* Start *

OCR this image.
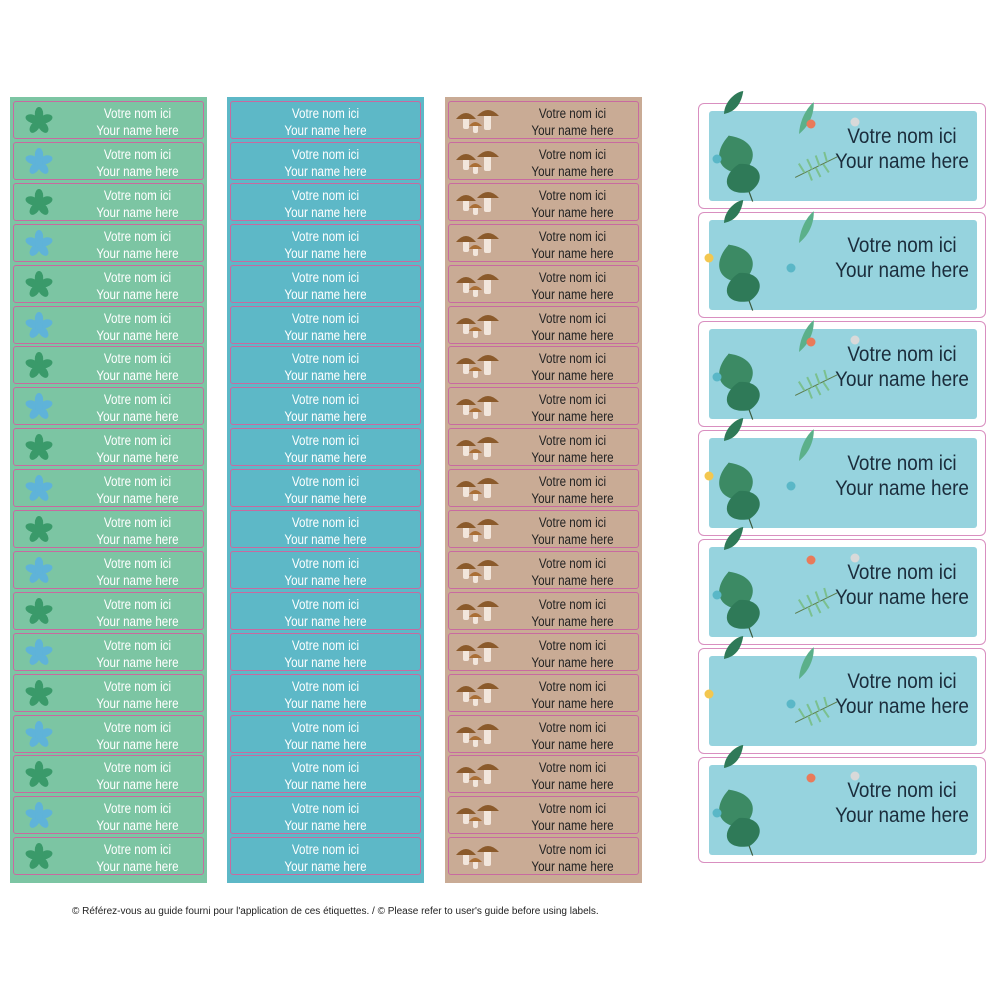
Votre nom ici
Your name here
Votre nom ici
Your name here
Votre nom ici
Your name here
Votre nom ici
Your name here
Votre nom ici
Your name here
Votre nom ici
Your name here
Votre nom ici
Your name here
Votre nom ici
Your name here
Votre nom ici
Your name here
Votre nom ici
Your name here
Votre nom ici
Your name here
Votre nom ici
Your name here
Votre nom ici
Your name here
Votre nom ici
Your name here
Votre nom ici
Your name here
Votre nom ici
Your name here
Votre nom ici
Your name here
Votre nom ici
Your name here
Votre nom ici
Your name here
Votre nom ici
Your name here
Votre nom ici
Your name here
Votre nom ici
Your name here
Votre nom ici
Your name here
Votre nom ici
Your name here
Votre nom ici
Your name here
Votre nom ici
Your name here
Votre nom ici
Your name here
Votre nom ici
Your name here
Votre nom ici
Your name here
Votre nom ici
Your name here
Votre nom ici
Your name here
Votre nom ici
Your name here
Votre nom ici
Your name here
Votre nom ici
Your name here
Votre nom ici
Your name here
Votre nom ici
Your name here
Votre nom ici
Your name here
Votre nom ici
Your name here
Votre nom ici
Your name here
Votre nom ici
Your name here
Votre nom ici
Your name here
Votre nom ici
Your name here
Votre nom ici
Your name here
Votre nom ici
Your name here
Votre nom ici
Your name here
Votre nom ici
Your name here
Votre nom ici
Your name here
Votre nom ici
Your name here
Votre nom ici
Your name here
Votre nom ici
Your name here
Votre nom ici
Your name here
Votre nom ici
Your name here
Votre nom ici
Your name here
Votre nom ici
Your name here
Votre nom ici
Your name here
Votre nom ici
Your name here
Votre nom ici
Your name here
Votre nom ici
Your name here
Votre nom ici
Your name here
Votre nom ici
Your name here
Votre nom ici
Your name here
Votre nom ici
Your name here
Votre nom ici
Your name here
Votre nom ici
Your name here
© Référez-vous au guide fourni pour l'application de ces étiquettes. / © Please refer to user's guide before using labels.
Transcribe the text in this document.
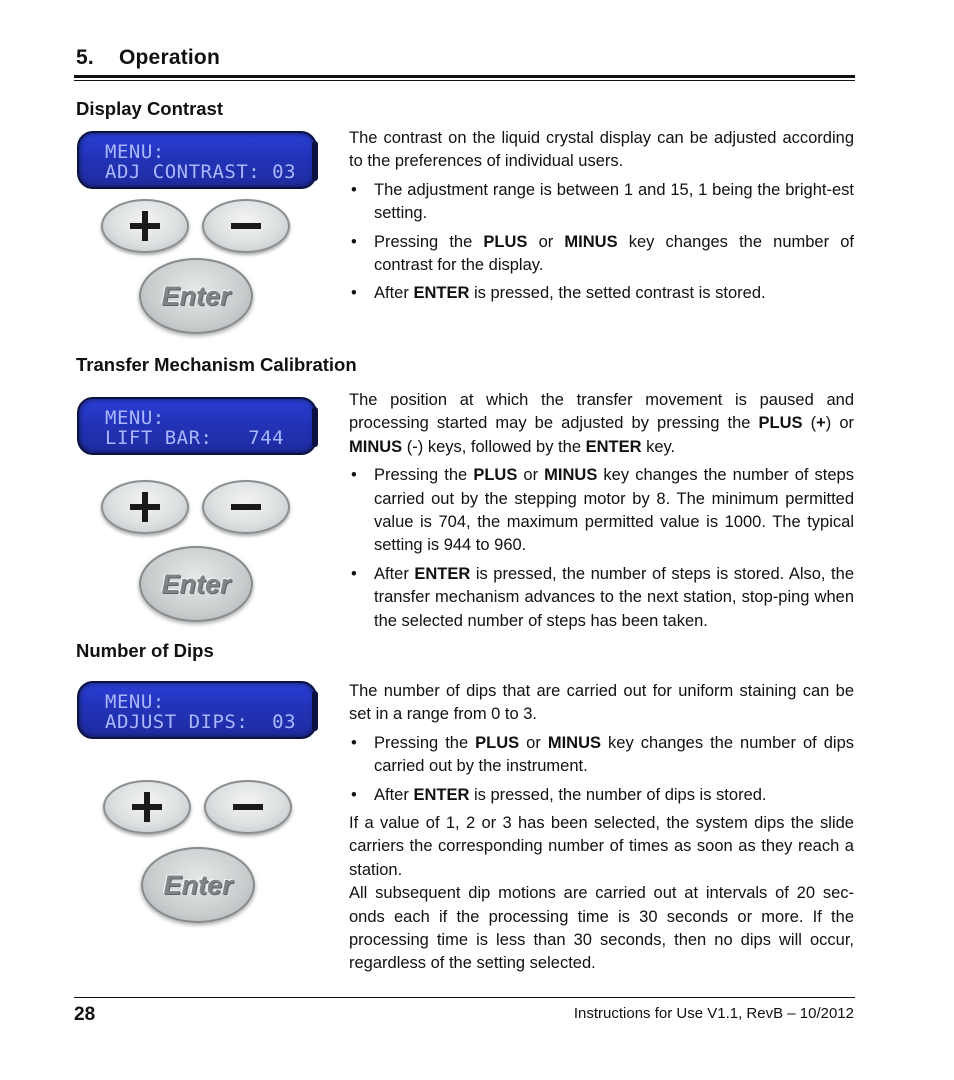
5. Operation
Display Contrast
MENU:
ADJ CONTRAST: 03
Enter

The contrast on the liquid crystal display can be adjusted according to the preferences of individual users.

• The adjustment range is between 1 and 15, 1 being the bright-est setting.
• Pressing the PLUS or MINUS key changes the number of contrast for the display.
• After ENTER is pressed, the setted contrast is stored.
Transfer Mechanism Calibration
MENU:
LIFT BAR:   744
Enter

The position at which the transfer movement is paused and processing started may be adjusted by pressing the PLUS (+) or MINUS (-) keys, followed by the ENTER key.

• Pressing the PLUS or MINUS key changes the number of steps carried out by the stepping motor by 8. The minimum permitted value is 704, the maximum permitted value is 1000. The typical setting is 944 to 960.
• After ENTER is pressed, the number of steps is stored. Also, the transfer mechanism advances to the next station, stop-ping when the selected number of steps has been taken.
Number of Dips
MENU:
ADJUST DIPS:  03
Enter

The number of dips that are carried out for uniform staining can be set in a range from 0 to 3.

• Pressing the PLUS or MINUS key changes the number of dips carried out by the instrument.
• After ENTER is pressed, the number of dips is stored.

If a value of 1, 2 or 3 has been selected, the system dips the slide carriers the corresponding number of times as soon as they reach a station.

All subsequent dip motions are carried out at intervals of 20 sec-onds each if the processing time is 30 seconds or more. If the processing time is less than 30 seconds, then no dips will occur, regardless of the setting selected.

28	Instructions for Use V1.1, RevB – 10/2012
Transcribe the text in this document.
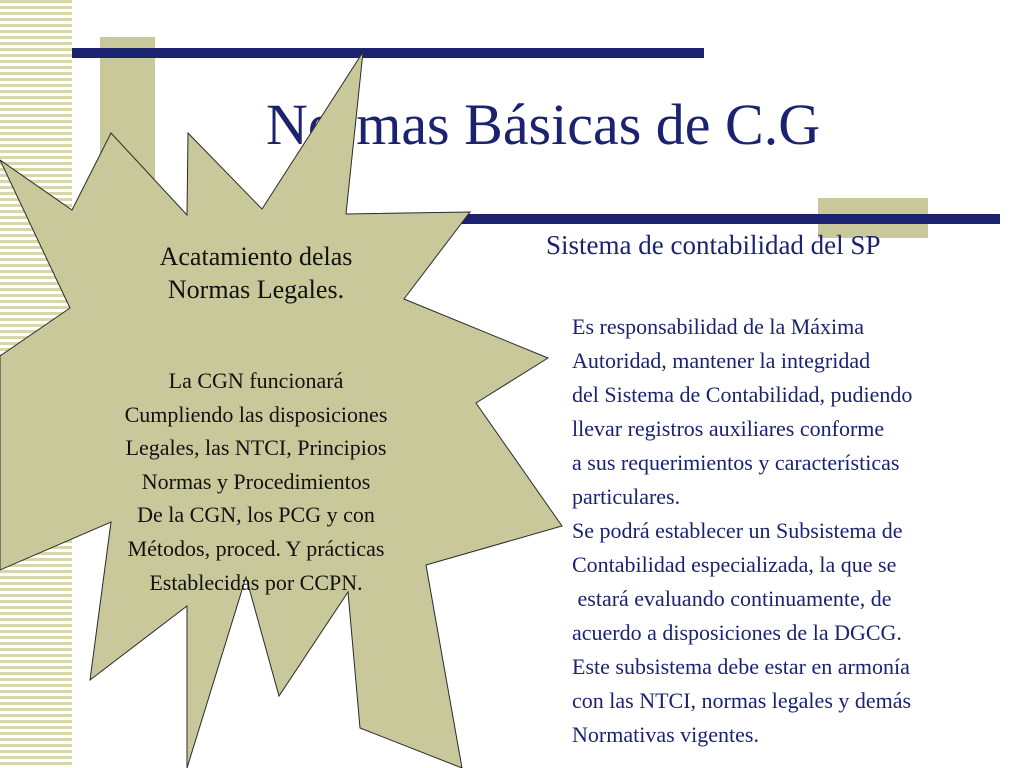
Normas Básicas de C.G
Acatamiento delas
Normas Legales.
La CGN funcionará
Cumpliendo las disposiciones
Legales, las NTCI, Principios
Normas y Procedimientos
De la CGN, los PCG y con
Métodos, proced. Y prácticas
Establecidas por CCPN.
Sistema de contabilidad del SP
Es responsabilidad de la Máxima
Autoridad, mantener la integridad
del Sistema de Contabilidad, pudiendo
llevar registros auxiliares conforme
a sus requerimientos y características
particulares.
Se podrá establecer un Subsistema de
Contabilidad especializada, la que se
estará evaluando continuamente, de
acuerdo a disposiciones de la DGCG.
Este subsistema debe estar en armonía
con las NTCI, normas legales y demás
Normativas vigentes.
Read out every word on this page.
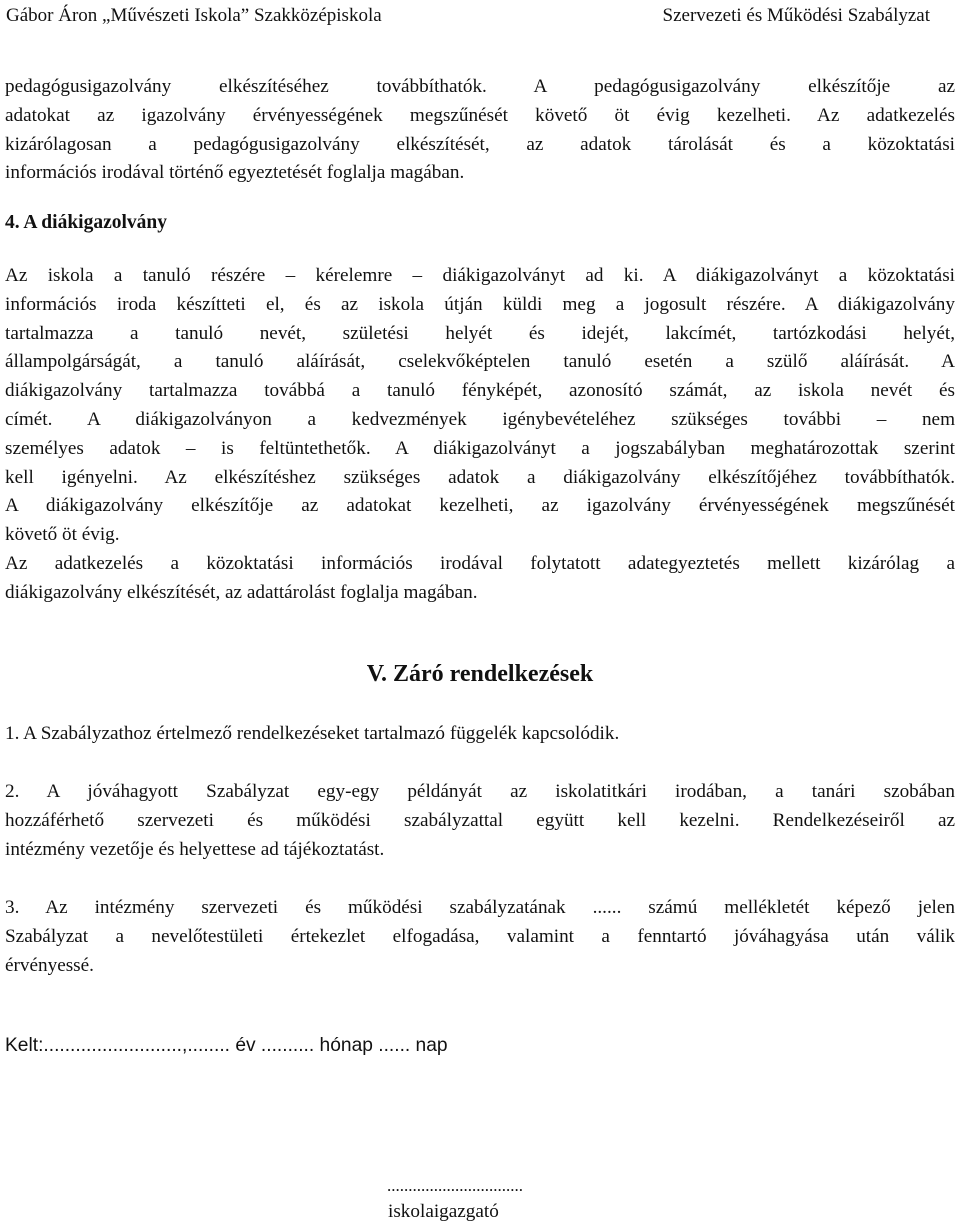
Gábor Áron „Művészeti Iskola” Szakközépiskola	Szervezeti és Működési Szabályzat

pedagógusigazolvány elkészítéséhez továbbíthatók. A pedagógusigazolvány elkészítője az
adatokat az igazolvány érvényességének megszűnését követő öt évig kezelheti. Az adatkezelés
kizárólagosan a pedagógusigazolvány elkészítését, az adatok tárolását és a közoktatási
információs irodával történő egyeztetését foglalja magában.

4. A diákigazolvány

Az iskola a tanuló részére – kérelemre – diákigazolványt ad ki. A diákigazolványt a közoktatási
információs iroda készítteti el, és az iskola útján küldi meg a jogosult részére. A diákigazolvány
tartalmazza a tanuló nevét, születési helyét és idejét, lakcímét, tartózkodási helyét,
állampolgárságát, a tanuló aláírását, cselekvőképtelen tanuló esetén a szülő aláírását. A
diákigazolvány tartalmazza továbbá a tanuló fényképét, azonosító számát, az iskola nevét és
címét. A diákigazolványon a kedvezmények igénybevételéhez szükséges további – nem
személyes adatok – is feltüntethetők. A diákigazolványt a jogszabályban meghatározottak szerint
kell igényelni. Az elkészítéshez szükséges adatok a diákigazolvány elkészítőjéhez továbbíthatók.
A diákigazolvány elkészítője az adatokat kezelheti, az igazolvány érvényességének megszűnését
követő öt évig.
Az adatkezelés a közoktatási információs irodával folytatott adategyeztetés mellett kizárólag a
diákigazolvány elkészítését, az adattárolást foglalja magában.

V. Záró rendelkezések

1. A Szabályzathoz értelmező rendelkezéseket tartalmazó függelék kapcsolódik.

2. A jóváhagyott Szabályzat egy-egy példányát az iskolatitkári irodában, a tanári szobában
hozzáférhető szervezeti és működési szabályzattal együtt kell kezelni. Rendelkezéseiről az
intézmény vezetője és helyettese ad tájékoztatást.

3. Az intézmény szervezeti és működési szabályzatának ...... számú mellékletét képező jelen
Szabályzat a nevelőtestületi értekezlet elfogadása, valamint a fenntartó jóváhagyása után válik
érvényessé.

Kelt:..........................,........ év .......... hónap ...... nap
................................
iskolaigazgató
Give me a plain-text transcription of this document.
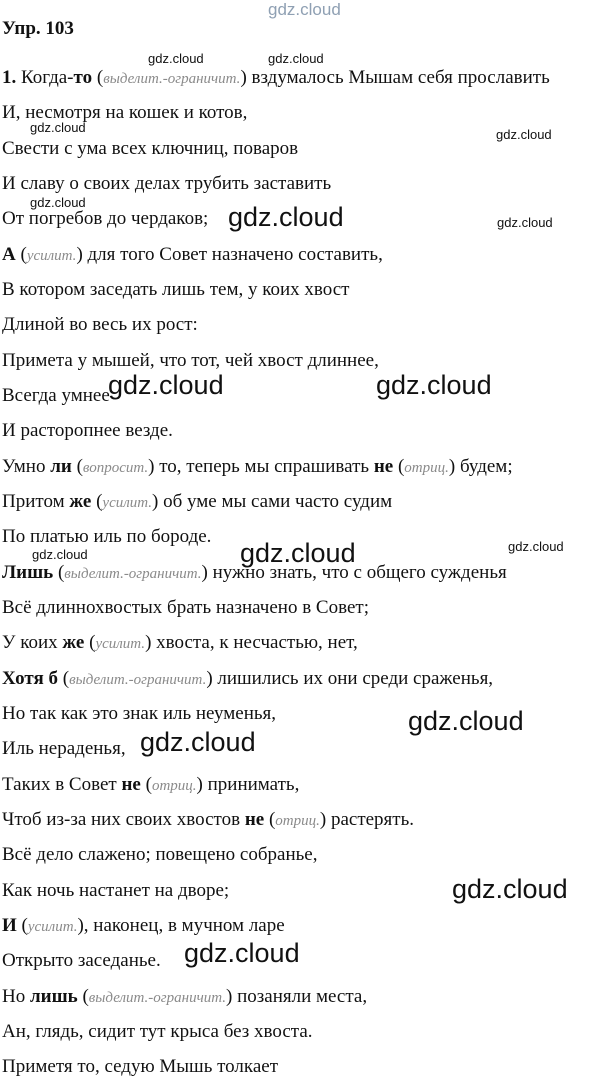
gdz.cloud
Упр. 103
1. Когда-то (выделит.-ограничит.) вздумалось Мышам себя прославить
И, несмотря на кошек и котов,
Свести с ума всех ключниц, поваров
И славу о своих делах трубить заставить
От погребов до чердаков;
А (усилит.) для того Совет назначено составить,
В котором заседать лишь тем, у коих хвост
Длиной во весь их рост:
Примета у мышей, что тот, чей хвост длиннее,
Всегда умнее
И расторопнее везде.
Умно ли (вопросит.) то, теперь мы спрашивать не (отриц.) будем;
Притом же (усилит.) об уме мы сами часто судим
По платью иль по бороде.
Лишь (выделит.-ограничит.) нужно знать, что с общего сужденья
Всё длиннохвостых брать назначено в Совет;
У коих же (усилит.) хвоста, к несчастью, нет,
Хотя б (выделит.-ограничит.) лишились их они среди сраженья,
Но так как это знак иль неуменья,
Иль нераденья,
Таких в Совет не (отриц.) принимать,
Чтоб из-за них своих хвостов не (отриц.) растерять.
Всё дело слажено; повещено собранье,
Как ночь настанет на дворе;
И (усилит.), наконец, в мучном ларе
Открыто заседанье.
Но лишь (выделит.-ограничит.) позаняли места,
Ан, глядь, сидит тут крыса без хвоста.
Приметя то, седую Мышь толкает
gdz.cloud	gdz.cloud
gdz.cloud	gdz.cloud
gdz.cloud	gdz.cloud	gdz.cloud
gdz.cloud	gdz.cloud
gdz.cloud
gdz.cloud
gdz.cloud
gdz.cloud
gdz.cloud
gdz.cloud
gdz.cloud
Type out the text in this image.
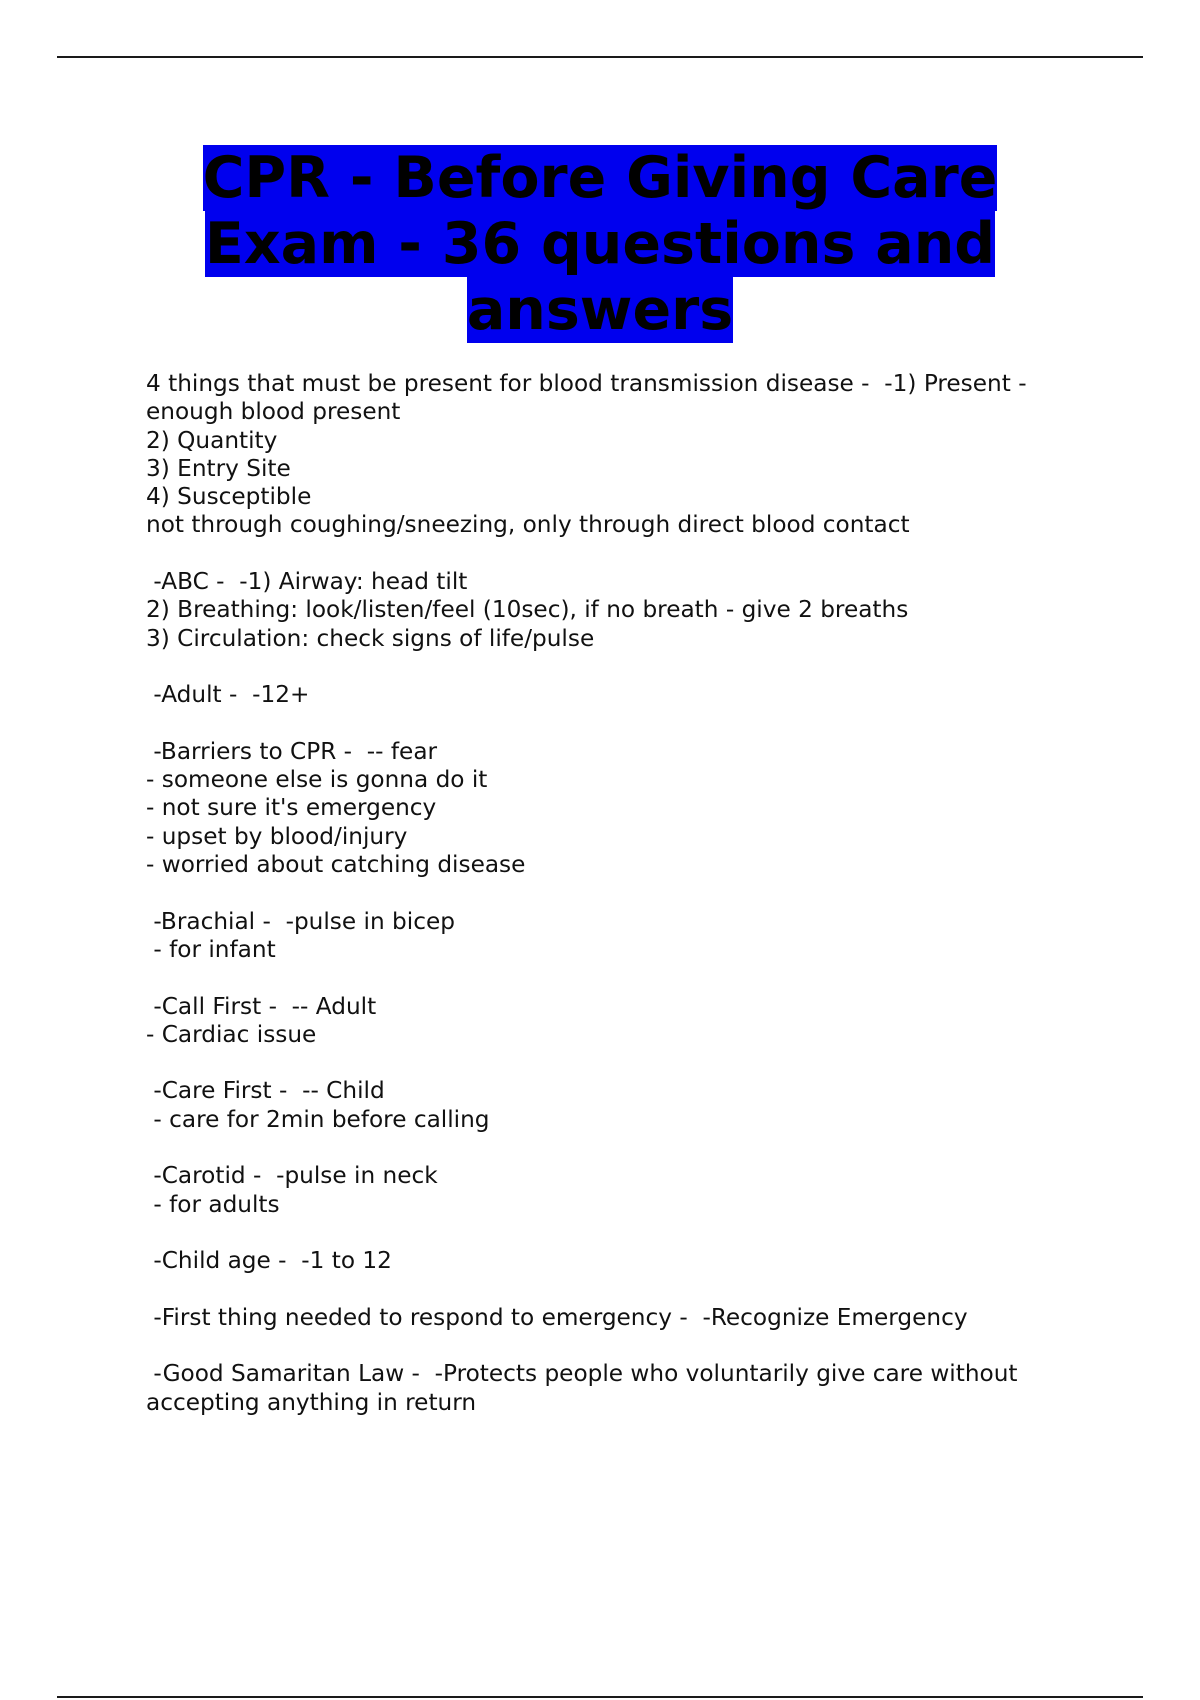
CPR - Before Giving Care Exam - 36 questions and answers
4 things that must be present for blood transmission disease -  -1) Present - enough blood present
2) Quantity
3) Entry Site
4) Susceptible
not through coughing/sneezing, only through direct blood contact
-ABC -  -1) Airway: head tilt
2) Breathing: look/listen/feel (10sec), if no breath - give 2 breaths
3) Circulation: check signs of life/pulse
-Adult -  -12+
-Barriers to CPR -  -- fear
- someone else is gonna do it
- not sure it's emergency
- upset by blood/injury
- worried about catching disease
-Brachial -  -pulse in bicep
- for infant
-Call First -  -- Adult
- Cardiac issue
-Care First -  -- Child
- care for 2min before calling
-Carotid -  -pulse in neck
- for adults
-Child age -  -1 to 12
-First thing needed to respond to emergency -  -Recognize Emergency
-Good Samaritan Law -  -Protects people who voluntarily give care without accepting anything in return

* End *

* **YOUR TASK**: Pick out and copy the lines of the entries that hold the string "magában".

* **FINAL ANSWER**:
információs irodával történő egyeztetését foglalja magában.
diákigazolvány elkészítését, az adattárolást foglalja magában.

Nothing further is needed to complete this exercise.